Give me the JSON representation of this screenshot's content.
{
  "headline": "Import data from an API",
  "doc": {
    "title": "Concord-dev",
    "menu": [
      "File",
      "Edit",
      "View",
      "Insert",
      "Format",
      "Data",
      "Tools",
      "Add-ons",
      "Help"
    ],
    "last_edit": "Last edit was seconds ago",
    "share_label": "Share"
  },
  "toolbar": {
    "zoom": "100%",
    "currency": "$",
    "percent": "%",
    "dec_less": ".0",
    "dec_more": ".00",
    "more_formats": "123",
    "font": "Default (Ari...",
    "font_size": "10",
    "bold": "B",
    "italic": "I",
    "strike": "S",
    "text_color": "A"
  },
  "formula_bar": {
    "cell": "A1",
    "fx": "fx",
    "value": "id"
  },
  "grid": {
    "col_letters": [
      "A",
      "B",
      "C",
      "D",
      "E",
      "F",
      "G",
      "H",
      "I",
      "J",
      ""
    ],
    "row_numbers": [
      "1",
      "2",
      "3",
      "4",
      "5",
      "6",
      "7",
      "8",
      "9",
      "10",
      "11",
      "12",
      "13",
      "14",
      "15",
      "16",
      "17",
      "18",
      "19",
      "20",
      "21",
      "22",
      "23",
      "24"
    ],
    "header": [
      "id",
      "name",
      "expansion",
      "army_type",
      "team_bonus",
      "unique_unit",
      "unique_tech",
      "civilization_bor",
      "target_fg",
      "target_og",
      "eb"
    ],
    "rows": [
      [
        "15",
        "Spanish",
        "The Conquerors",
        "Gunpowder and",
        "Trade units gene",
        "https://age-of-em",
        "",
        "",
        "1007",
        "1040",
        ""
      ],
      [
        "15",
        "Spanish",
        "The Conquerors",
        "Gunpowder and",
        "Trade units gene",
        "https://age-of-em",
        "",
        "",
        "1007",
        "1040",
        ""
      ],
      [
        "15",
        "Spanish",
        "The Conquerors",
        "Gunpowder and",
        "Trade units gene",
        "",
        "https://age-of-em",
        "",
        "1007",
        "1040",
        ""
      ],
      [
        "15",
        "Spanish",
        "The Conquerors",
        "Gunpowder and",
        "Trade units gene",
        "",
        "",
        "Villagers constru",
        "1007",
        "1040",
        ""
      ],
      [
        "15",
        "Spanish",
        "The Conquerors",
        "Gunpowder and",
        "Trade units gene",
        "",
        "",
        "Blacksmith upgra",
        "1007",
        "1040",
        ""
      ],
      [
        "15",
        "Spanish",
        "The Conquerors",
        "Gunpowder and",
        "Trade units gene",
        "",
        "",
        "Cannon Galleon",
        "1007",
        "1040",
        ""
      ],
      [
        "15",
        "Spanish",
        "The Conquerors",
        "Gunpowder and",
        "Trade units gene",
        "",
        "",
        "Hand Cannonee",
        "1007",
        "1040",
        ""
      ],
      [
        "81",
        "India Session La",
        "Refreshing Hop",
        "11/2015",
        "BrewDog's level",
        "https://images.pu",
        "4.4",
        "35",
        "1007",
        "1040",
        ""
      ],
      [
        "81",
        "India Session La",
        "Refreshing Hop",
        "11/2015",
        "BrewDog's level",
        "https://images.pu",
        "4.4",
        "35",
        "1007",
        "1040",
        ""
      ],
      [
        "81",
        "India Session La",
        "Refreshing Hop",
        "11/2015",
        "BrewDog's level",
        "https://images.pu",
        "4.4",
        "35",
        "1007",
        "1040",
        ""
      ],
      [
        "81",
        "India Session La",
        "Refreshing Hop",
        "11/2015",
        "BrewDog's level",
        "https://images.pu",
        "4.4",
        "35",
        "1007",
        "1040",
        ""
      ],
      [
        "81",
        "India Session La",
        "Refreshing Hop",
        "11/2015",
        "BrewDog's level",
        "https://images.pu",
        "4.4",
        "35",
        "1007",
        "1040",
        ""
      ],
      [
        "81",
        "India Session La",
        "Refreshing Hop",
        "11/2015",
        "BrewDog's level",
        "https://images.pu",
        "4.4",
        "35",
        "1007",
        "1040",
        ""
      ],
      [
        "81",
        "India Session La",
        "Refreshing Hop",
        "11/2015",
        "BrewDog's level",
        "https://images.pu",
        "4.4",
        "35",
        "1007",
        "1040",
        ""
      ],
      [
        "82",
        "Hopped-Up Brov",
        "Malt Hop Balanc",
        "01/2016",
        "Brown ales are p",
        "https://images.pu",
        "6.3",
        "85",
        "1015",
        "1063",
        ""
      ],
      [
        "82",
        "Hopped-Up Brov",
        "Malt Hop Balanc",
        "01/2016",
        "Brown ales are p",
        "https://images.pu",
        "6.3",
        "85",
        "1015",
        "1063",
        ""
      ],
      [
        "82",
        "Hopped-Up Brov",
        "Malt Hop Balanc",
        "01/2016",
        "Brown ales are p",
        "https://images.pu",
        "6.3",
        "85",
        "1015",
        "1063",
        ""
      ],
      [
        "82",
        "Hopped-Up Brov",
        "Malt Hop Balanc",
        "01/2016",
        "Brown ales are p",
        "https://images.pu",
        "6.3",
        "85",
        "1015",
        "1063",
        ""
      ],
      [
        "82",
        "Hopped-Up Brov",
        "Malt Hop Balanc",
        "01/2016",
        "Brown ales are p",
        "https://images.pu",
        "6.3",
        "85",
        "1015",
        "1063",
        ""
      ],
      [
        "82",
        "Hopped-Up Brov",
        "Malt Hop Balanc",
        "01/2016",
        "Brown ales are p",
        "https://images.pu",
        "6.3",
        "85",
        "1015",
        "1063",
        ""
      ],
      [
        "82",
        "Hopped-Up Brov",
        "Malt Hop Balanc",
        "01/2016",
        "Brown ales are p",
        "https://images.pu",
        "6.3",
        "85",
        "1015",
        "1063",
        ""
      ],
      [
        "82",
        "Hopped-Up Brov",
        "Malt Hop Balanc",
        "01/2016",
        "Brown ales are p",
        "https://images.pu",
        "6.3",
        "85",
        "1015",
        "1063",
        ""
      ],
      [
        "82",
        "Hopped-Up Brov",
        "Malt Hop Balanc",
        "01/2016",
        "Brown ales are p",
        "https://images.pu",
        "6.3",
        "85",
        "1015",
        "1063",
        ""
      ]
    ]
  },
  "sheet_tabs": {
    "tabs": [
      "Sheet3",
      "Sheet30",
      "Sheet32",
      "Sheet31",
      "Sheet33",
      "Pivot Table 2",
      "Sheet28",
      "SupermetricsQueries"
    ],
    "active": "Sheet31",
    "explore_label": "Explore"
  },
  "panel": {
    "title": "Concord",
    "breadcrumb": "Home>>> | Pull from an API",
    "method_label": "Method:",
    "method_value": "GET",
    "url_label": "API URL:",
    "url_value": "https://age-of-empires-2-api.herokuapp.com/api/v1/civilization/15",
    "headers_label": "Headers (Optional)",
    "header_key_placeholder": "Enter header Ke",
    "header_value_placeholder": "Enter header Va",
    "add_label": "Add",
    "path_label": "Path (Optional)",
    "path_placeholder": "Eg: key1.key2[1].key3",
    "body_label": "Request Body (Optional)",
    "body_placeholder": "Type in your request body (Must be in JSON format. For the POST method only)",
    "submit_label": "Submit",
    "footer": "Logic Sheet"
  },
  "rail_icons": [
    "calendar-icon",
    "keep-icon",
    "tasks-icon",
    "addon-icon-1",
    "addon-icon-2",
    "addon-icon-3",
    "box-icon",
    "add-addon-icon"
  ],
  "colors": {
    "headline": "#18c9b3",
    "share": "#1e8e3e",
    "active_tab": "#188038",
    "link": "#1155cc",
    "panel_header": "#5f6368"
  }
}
————
Instruction -> Reproduce the material verbatim, line by line.

Exercise response ->
Give me the JSON representation of this screenshot's content.
{
  "headline": "Import data from an API",
  "doc": {
    "title": "Concord-dev",
    "menu": [
      "File",
      "Edit",
      "View",
      "Insert",
      "Format",
      "Data",
      "Tools",
      "Add-ons",
      "Help"
    ],
    "last_edit": "Last edit was seconds ago",
    "share_label": "Share"
  },
  "toolbar": {
    "zoom": "100%",
    "currency": "$",
    "percent": "%",
    "dec_less": ".0",
    "dec_more": ".00",
    "more_formats": "123",
    "font": "Default (Ari...",
    "font_size": "10",
    "bold": "B",
    "italic": "I",
    "strike": "S",
    "text_color": "A"
  },
  "formula_bar": {
    "cell": "A1",
    "fx": "fx",
    "value": "id"
  },
  "grid": {
    "col_letters": [
      "A",
      "B",
      "C",
      "D",
      "E",
      "F",
      "G",
      "H",
      "I",
      "J",
      ""
    ],
    "row_numbers": [
      "1",
      "2",
      "3",
      "4",
      "5",
      "6",
      "7",
      "8",
      "9",
      "10",
      "11",
      "12",
      "13",
      "14",
      "15",
      "16",
      "17",
      "18",
      "19",
      "20",
      "21",
      "22",
      "23",
      "24"
    ],
    "header": [
      "id",
      "name",
      "expansion",
      "army_type",
      "team_bonus",
      "unique_unit",
      "unique_tech",
      "civilization_bor",
      "target_fg",
      "target_og",
      "eb"
    ],
    "rows": [
      [
        "15",
        "Spanish",
        "The Conquerors",
        "Gunpowder and",
        "Trade units gene",
        "https://age-of-em",
        "",
        "",
        "1007",
        "1040",
        ""
      ],
      [
        "15",
        "Spanish",
        "The Conquerors",
        "Gunpowder and",
        "Trade units gene",
        "https://age-of-em",
        "",
        "",
        "1007",
        "1040",
        ""
      ],
      [
        "15",
        "Spanish",
        "The Conquerors",
        "Gunpowder and",
        "Trade units gene",
        "",
        "https://age-of-em",
        "",
        "1007",
        "1040",
        ""
      ],
      [
        "15",
        "Spanish",
        "The Conquerors",
        "Gunpowder and",
        "Trade units gene",
        "",
        "",
        "Villagers constru",
        "1007",
        "1040",
        ""
      ],
      [
        "15",
        "Spanish",
        "The Conquerors",
        "Gunpowder and",
        "Trade units gene",
        "",
        "",
        "Blacksmith upgra",
        "1007",
        "1040",
        ""
      ],
      [
        "15",
        "Spanish",
        "The Conquerors",
        "Gunpowder and",
        "Trade units gene",
        "",
        "",
        "Cannon Galleon",
        "1007",
        "1040",
        ""
      ],
      [
        "15",
        "Spanish",
        "The Conquerors",
        "Gunpowder and",
        "Trade units gene",
        "",
        "",
        "Hand Cannonee",
        "1007",
        "1040",
        ""
      ],
      [
        "81",
        "India Session La",
        "Refreshing Hop",
        "11/2015",
        "BrewDog's level",
        "https://images.pu",
        "4.4",
        "35",
        "1007",
        "1040",
        ""
      ],
      [
        "81",
        "India Session La",
        "Refreshing Hop",
        "11/2015",
        "BrewDog's level",
        "https://images.pu",
        "4.4",
        "35",
        "1007",
        "1040",
        ""
      ],
      [
        "81",
        "India Session La",
        "Refreshing Hop",
        "11/2015",
        "BrewDog's level",
        "https://images.pu",
        "4.4",
        "35",
        "1007",
        "1040",
        ""
      ],
      [
        "81",
        "India Session La",
        "Refreshing Hop",
        "11/2015",
        "BrewDog's level",
        "https://images.pu",
        "4.4",
        "35",
        "1007",
        "1040",
        ""
      ],
      [
        "81",
        "India Session La",
        "Refreshing Hop",
        "11/2015",
        "BrewDog's level",
        "https://images.pu",
        "4.4",
        "35",
        "1007",
        "1040",
        ""
      ],
      [
        "81",
        "India Session La",
        "Refreshing Hop",
        "11/2015",
        "BrewDog's level",
        "https://images.pu",
        "4.4",
        "35",
        "1007",
        "1040",
        ""
      ],
      [
        "81",
        "India Session La",
        "Refreshing Hop",
        "11/2015",
        "BrewDog's level",
        "https://images.pu",
        "4.4",
        "35",
        "1007",
        "1040",
        ""
      ],
      [
        "82",
        "Hopped-Up Brov",
        "Malt Hop Balanc",
        "01/2016",
        "Brown ales are p",
        "https://images.pu",
        "6.3",
        "85",
        "1015",
        "1063",
        ""
      ],
      [
        "82",
        "Hopped-Up Brov",
        "Malt Hop Balanc",
        "01/2016",
        "Brown ales are p",
        "https://images.pu",
        "6.3",
        "85",
        "1015",
        "1063",
        ""
      ],
      [
        "82",
        "Hopped-Up Brov",
        "Malt Hop Balanc",
        "01/2016",
        "Brown ales are p",
        "https://images.pu",
        "6.3",
        "85",
        "1015",
        "1063",
        ""
      ],
      [
        "82",
        "Hopped-Up Brov",
        "Malt Hop Balanc",
        "01/2016",
        "Brown ales are p",
        "https://images.pu",
        "6.3",
        "85",
        "1015",
        "1063",
        ""
      ],
      [
        "82",
        "Hopped-Up Brov",
        "Malt Hop Balanc",
        "01/2016",
        "Brown ales are p",
        "https://images.pu",
        "6.3",
        "85",
        "1015",
        "1063",
        ""
      ],
      [
        "82",
        "Hopped-Up Brov",
        "Malt Hop Balanc",
        "01/2016",
        "Brown ales are p",
        "https://images.pu",
        "6.3",
        "85",
        "1015",
        "1063",
        ""
      ],
      [
        "82",
        "Hopped-Up Brov",
        "Malt Hop Balanc",
        "01/2016",
        "Brown ales are p",
        "https://images.pu",
        "6.3",
        "85",
        "1015",
        "1063",
        ""
      ],
      [
        "82",
        "Hopped-Up Brov",
        "Malt Hop Balanc",
        "01/2016",
        "Brown ales are p",
        "https://images.pu",
        "6.3",
        "85",
        "1015",
        "1063",
        ""
      ],
      [
        "82",
        "Hopped-Up Brov",
        "Malt Hop Balanc",
        "01/2016",
        "Brown ales are p",
        "https://images.pu",
        "6.3",
        "85",
        "1015",
        "1063",
        ""
      ]
    ]
  },
  "sheet_tabs": {
    "tabs": [
      "Sheet3",
      "Sheet30",
      "Sheet32",
      "Sheet31",
      "Sheet33",
      "Pivot Table 2",
      "Sheet28",
      "SupermetricsQueries"
    ],
    "active": "Sheet31",
    "explore_label": "Explore"
  },
  "panel": {
    "title": "Concord",
    "breadcrumb": "Home>>> | Pull from an API",
    "method_label": "Method:",
    "method_value": "GET",
    "url_label": "API URL:",
    "url_value": "https://age-of-empires-2-api.herokuapp.com/api/v1/civilization/15",
    "headers_label": "Headers (Optional)",
    "header_key_placeholder": "Enter header Ke",
    "header_value_placeholder": "Enter header Va",
    "add_label": "Add",
    "path_label": "Path (Optional)",
    "path_placeholder": "Eg: key1.key2[1].key3",
    "body_label": "Request Body (Optional)",
    "body_placeholder": "Type in your request body (Must be in JSON format. For the POST method only)",
    "submit_label": "Submit",
    "footer": "Logic Sheet"
  },
  "rail_icons": [
    "calendar-icon",
    "keep-icon",
    "tasks-icon",
    "addon-icon-1",
    "addon-icon-2",
    "addon-icon-3",
    "box-icon",
    "add-addon-icon"
  ],
  "colors": {
    "headline": "#18c9b3",
    "share": "#1e8e3e",
    "active_tab": "#188038",
    "link": "#1155cc",
    "panel_header": "#5f6368"
  }
}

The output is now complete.